Exercise objective.
If a line in the material below has the string "Daily", copy it out.
-------- Data supplied
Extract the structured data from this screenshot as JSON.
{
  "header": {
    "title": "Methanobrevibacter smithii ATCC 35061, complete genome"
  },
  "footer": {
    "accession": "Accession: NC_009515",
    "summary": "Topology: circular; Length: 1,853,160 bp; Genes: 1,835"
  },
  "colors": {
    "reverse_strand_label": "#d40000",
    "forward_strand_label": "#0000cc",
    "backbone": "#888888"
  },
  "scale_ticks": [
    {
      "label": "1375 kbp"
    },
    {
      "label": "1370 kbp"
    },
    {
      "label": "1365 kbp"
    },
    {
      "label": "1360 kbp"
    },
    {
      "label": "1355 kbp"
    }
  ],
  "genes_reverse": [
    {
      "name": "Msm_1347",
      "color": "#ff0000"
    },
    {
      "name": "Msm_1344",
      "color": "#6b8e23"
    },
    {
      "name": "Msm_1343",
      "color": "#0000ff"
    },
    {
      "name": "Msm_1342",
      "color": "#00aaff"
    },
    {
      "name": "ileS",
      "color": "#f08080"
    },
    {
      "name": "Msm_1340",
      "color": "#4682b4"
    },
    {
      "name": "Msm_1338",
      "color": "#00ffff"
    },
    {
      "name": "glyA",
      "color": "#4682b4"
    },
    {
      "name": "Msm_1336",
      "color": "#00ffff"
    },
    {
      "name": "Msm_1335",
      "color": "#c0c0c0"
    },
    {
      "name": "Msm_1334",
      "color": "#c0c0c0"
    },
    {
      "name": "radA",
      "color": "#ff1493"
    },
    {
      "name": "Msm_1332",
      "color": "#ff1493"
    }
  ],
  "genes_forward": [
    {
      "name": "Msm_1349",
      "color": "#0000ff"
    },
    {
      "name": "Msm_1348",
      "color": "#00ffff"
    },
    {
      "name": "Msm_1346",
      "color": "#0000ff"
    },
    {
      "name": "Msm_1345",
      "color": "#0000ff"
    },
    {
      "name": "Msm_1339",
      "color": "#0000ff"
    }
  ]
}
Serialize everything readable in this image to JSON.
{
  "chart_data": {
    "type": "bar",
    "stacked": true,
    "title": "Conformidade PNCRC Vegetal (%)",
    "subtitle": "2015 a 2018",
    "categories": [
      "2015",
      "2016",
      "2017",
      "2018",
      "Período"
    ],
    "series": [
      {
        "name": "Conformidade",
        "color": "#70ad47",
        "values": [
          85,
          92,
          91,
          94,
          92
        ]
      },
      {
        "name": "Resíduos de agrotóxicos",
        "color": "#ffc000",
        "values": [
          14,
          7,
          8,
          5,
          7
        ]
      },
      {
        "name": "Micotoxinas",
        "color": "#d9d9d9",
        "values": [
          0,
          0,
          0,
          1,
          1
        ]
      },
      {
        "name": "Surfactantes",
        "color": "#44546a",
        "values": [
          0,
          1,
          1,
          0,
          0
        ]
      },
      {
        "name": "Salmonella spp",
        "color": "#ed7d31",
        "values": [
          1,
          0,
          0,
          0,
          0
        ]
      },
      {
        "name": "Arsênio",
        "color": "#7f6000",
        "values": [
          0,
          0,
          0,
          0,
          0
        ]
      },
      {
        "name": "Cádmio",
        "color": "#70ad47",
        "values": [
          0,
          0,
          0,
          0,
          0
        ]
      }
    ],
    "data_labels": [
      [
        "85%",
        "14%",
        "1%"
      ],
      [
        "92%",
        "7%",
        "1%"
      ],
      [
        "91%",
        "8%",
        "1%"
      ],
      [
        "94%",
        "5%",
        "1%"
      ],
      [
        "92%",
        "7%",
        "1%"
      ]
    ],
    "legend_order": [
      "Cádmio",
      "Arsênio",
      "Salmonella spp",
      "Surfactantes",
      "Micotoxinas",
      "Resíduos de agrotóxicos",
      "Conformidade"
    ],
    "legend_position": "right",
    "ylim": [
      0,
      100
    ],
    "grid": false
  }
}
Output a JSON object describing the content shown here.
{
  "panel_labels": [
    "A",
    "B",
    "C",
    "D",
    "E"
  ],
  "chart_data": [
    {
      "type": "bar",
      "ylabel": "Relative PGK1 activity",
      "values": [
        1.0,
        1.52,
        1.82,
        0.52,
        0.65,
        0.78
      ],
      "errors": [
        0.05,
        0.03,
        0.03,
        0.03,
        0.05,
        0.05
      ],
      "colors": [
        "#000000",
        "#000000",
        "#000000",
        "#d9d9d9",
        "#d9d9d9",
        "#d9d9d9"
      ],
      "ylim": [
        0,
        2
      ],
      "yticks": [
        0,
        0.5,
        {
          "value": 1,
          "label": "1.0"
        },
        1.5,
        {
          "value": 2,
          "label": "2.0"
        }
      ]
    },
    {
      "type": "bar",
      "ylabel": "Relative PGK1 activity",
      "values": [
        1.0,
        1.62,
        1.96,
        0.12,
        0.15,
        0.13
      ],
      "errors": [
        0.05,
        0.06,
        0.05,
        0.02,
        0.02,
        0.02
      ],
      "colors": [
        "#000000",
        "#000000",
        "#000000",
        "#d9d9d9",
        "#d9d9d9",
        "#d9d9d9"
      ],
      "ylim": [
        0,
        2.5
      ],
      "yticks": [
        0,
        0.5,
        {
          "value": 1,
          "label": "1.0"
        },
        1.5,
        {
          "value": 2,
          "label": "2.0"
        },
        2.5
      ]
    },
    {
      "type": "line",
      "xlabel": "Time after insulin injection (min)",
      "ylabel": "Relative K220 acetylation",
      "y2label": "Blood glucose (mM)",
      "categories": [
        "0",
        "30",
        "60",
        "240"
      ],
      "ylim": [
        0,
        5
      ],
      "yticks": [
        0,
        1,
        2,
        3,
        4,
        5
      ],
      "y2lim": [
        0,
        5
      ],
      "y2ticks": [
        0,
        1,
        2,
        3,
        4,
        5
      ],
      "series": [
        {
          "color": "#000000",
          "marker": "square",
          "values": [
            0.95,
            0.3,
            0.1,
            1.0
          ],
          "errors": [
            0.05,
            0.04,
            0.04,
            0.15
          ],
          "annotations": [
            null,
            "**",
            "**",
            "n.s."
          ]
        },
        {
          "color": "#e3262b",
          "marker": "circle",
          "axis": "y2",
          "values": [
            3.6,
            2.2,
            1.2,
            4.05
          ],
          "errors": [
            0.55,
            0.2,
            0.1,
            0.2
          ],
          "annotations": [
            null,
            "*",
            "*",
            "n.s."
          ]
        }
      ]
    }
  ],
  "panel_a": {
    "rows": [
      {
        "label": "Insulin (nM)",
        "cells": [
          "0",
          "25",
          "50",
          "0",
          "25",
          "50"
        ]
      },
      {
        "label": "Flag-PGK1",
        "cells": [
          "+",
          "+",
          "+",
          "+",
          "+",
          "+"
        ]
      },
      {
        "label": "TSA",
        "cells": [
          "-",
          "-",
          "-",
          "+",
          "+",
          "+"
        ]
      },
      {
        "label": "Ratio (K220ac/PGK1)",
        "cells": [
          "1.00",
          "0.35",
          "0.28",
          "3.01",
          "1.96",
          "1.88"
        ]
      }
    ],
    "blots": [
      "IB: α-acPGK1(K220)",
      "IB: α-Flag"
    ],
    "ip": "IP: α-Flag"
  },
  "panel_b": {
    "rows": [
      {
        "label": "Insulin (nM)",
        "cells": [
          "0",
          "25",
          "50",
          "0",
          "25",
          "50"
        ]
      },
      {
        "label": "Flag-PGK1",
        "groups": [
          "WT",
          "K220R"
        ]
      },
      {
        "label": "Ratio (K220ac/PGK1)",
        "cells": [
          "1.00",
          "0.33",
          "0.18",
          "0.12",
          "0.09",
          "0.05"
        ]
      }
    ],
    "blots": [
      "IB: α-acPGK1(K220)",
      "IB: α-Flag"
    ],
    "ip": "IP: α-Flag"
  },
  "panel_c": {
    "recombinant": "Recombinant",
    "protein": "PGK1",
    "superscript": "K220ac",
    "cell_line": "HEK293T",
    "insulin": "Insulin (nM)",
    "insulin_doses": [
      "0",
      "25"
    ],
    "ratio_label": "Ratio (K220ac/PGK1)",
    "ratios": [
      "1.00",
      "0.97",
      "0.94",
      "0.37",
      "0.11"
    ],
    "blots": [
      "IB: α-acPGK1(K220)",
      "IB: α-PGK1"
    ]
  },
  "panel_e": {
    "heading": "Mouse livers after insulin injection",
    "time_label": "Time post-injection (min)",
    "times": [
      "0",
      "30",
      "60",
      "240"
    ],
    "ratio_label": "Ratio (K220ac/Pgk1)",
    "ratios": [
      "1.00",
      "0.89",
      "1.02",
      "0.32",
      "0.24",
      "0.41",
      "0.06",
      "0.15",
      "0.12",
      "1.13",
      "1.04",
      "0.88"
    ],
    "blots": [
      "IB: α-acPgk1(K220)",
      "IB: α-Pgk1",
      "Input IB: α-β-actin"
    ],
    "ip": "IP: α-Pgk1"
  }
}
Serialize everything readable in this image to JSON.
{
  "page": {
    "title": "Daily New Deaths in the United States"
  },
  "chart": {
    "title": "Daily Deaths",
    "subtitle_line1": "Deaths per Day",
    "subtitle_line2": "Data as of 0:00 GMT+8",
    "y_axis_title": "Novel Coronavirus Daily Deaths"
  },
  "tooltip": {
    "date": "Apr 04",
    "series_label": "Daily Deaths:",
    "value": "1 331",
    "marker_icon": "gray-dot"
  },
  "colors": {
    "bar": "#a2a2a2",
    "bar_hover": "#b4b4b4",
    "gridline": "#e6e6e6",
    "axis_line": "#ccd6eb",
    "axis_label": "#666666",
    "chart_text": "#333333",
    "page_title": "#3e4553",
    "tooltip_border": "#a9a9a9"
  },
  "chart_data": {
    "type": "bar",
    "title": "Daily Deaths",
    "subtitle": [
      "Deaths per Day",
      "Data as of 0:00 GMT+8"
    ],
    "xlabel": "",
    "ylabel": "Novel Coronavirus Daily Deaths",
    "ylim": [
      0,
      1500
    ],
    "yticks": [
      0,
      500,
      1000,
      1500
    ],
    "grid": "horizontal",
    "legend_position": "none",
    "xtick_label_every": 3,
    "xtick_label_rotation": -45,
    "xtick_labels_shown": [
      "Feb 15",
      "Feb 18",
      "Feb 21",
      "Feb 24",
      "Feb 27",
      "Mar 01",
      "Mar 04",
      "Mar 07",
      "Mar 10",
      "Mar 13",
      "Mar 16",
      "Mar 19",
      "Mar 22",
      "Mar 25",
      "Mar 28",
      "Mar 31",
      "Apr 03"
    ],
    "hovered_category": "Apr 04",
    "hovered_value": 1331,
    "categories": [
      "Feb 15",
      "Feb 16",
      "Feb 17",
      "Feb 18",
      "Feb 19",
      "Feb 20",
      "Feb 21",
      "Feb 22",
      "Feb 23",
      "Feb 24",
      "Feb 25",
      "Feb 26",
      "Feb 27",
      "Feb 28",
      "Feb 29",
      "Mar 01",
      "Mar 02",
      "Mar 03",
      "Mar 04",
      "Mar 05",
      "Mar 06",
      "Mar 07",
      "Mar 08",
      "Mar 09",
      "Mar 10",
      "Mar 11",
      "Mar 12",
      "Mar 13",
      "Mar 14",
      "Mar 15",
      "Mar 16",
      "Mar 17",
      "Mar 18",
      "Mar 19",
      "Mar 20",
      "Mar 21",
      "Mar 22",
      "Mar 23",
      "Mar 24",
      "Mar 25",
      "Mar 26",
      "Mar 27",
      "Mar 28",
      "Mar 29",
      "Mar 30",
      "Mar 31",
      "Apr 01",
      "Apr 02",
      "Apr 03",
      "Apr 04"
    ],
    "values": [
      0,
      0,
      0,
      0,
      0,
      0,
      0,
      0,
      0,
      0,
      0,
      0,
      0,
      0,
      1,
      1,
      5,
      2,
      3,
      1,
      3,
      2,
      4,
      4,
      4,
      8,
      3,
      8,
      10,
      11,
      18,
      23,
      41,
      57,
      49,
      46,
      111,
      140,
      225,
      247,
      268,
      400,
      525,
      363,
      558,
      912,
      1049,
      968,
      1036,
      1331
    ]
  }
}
----------------
Written answer.
    "title": "Daily New Deaths in the United States"
    "title": "Daily Deaths",
    "y_axis_title": "Novel Coronavirus Daily Deaths"
    "series_label": "Daily Deaths:",
    "title": "Daily Deaths",
    "ylabel": "Novel Coronavirus Daily Deaths",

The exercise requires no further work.